> Task details: Extract the data exactly, missing nothing.
--- begin Supplied data ---
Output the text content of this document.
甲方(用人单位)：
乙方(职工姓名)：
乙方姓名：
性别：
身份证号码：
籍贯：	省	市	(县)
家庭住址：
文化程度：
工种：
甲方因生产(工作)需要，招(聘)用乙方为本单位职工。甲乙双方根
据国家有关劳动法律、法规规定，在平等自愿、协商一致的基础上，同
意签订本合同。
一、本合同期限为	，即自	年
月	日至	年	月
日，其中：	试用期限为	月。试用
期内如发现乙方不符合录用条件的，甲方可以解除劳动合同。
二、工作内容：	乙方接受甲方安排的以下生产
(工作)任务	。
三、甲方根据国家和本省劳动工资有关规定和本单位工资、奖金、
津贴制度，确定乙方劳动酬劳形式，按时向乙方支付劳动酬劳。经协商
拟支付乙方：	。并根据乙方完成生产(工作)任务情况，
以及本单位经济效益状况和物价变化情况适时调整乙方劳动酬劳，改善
--- end Supplied data ---
> Output for this exercise:
Output the text content of this document.
甲方(用人单位)：
乙方(职工姓名)：
乙方姓名：
性别：
身份证号码：
籍贯：	省	市	(县)
家庭住址：
文化程度：
工种：
甲方因生产(工作)需要，招(聘)用乙方为本单位职工。甲乙双方根
据国家有关劳动法律、法规规定，在平等自愿、协商一致的基础上，同
意签订本合同。
一、本合同期限为	，即自	年
月	日至	年	月
日，其中：	试用期限为	月。试用
期内如发现乙方不符合录用条件的，甲方可以解除劳动合同。
二、工作内容：	乙方接受甲方安排的以下生产
(工作)任务	。
三、甲方根据国家和本省劳动工资有关规定和本单位工资、奖金、
津贴制度，确定乙方劳动酬劳形式，按时向乙方支付劳动酬劳。经协商
拟支付乙方：	。并根据乙方完成生产(工作)任务情况，
以及本单位经济效益状况和物价变化情况适时调整乙方劳动酬劳，改善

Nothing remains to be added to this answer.